### INSTRUCTION
Every line that contains the word "cómo" should be copied.

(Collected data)
################
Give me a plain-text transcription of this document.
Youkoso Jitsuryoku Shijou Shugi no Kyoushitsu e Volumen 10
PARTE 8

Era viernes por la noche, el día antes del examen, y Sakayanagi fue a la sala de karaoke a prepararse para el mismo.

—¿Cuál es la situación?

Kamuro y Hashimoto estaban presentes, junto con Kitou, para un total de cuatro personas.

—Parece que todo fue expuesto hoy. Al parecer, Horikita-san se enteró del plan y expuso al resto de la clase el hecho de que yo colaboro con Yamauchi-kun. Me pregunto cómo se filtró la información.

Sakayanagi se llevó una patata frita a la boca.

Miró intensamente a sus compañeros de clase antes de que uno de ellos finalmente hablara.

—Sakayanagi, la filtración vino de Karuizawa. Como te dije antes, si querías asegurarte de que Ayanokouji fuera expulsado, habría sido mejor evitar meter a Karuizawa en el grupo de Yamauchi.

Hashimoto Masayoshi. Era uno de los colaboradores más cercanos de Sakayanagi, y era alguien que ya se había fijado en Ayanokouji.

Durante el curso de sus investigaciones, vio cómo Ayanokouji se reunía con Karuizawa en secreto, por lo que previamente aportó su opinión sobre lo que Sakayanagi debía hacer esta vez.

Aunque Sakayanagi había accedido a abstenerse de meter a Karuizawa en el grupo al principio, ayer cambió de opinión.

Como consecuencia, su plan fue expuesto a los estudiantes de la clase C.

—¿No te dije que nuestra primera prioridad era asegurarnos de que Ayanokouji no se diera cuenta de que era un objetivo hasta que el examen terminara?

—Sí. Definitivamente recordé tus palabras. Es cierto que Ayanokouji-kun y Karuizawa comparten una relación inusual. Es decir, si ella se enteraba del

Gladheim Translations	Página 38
################
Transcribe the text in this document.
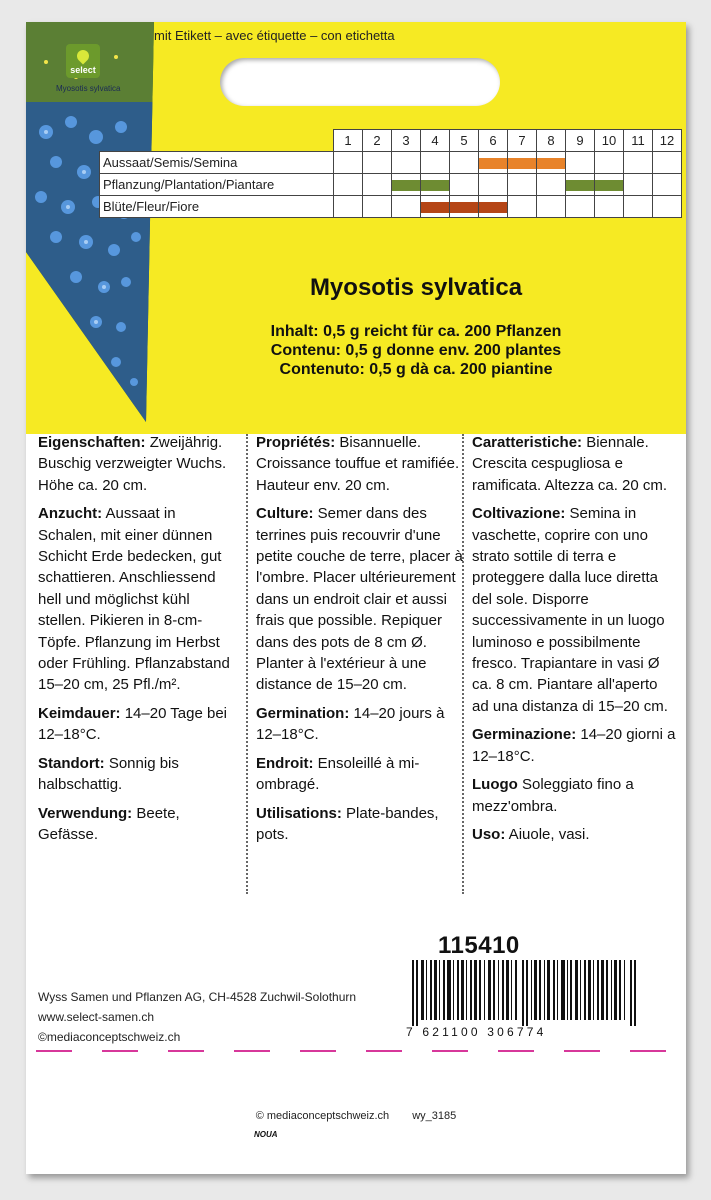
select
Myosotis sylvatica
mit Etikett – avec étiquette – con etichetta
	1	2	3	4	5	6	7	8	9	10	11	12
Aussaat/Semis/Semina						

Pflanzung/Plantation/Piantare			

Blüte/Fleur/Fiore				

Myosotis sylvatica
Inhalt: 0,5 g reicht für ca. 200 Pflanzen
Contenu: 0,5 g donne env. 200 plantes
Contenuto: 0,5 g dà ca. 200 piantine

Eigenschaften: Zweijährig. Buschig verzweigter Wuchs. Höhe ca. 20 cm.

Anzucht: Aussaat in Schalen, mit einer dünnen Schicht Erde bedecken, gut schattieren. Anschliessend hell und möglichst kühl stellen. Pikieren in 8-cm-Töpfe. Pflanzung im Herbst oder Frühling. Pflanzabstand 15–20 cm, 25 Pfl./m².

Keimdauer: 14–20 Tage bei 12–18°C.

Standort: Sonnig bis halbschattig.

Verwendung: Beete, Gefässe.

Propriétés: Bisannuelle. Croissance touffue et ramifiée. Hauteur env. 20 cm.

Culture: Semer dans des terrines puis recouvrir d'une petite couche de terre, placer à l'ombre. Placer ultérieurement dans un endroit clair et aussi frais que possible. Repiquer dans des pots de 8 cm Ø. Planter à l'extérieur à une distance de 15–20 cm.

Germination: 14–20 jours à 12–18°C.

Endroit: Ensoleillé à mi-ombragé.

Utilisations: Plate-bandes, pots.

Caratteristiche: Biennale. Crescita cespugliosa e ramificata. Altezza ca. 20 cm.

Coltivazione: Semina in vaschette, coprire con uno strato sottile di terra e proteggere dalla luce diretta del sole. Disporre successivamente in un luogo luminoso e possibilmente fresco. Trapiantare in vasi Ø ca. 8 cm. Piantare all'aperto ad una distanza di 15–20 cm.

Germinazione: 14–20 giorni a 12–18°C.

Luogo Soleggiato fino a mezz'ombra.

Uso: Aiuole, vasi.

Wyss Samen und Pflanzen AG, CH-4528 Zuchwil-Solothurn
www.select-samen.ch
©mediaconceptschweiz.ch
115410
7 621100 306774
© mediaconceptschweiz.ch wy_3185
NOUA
################
### SOLUTION FOR THIS TASK
—Parece que todo fue expuesto hoy. Al parecer, Horikita-san se enteró del plan y expuso al resto de la clase el hecho de que yo colaboro con Yamauchi-kun. Me pregunto cómo se filtró la información.
Durante el curso de sus investigaciones, vio cómo Ayanokouji se reunía con Karuizawa en secreto, por lo que previamente aportó su opinión sobre lo que Sakayanagi debía hacer esta vez.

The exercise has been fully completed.